%%

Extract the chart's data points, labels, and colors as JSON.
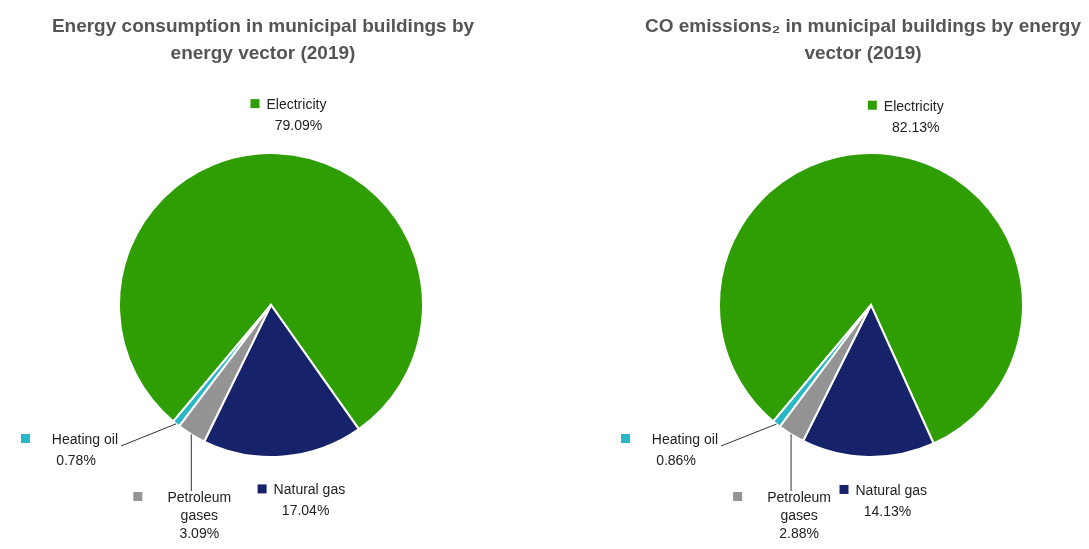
{
  "chart_data": [
    {
      "type": "pie",
      "title": "Energy consumption in municipal buildings by energy vector (2019)",
      "categories": [
        "Electricity",
        "Natural gas",
        "Petroleum gases",
        "Heating oil"
      ],
      "values": [
        79.09,
        17.04,
        3.09,
        0.78
      ],
      "value_labels": [
        "79.09%",
        "17.04%",
        "3.09%",
        "0.78%"
      ],
      "colors": [
        "#2e9e03",
        "#16236a",
        "#949494",
        "#28b7c4"
      ],
      "legend": true
    },
    {
      "type": "pie",
      "title": "CO emissions₂ in municipal buildings by energy vector (2019)",
      "categories": [
        "Electricity",
        "Natural gas",
        "Petroleum gases",
        "Heating oil"
      ],
      "values": [
        82.13,
        14.13,
        2.88,
        0.86
      ],
      "value_labels": [
        "82.13%",
        "14.13%",
        "2.88%",
        "0.86%"
      ],
      "colors": [
        "#2e9e03",
        "#16236a",
        "#949494",
        "#28b7c4"
      ],
      "legend": true
    }
  ]
}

%%

*WRITTEN TASK*
Tally how many lines of the data include the word "buildings". Write the number and nothing else.

*SOLUTION TO THE EXERCISE*
2